- _WORK TO COMPLETE_
Repeat the records below exactly, leaving out every picture.

*-*-*

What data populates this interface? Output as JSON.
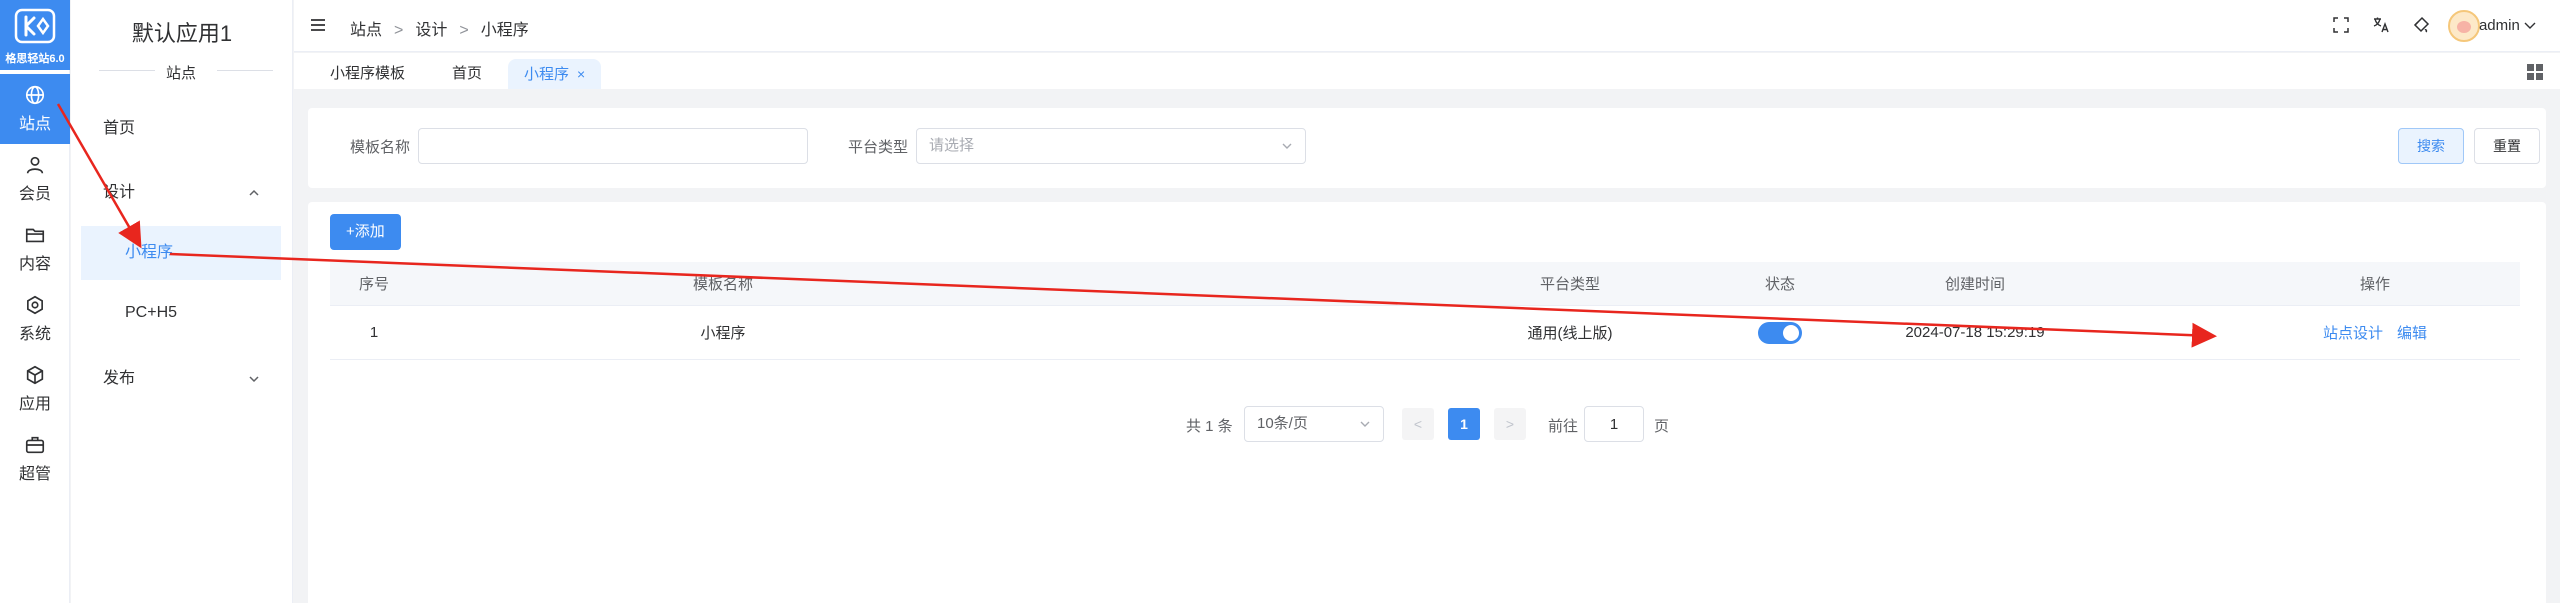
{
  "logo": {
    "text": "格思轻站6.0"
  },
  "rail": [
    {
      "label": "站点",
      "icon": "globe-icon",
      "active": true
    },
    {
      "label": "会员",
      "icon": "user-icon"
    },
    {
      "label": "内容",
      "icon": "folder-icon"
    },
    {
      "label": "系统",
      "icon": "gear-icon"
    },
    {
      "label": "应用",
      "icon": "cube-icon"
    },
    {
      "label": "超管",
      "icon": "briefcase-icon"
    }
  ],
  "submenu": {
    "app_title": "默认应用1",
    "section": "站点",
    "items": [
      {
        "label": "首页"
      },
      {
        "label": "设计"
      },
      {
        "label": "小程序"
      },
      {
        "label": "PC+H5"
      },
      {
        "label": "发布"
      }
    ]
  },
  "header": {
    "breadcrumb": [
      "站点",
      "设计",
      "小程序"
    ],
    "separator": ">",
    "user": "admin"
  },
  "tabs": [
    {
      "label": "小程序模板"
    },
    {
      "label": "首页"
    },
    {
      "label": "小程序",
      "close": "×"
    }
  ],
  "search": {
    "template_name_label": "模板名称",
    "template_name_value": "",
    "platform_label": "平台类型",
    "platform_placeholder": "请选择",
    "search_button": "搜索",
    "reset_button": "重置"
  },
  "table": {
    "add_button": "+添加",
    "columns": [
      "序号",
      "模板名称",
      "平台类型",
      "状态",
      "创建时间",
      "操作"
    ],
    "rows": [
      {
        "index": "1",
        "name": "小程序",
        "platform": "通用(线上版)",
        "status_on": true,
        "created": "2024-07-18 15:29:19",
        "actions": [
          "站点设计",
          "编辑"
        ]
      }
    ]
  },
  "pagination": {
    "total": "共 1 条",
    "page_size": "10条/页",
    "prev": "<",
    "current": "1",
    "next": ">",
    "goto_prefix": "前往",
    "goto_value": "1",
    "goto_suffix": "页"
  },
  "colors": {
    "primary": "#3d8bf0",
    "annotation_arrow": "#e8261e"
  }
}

*-*-*

- _RESPONSE_
What data populates this interface? Output as JSON.
{
  "logo": {
    "text": "格思轻站6.0"
  },
  "rail": [
    {
      "label": "站点",
      "icon": "globe-icon",
      "active": true
    },
    {
      "label": "会员",
      "icon": "user-icon"
    },
    {
      "label": "内容",
      "icon": "folder-icon"
    },
    {
      "label": "系统",
      "icon": "gear-icon"
    },
    {
      "label": "应用",
      "icon": "cube-icon"
    },
    {
      "label": "超管",
      "icon": "briefcase-icon"
    }
  ],
  "submenu": {
    "app_title": "默认应用1",
    "section": "站点",
    "items": [
      {
        "label": "首页"
      },
      {
        "label": "设计"
      },
      {
        "label": "小程序"
      },
      {
        "label": "PC+H5"
      },
      {
        "label": "发布"
      }
    ]
  },
  "header": {
    "breadcrumb": [
      "站点",
      "设计",
      "小程序"
    ],
    "separator": ">",
    "user": "admin"
  },
  "tabs": [
    {
      "label": "小程序模板"
    },
    {
      "label": "首页"
    },
    {
      "label": "小程序",
      "close": "×"
    }
  ],
  "search": {
    "template_name_label": "模板名称",
    "template_name_value": "",
    "platform_label": "平台类型",
    "platform_placeholder": "请选择",
    "search_button": "搜索",
    "reset_button": "重置"
  },
  "table": {
    "add_button": "+添加",
    "columns": [
      "序号",
      "模板名称",
      "平台类型",
      "状态",
      "创建时间",
      "操作"
    ],
    "rows": [
      {
        "index": "1",
        "name": "小程序",
        "platform": "通用(线上版)",
        "status_on": true,
        "created": "2024-07-18 15:29:19",
        "actions": [
          "站点设计",
          "编辑"
        ]
      }
    ]
  },
  "pagination": {
    "total": "共 1 条",
    "page_size": "10条/页",
    "prev": "<",
    "current": "1",
    "next": ">",
    "goto_prefix": "前往",
    "goto_value": "1",
    "goto_suffix": "页"
  },
  "colors": {
    "primary": "#3d8bf0",
    "annotation_arrow": "#e8261e"
  }
}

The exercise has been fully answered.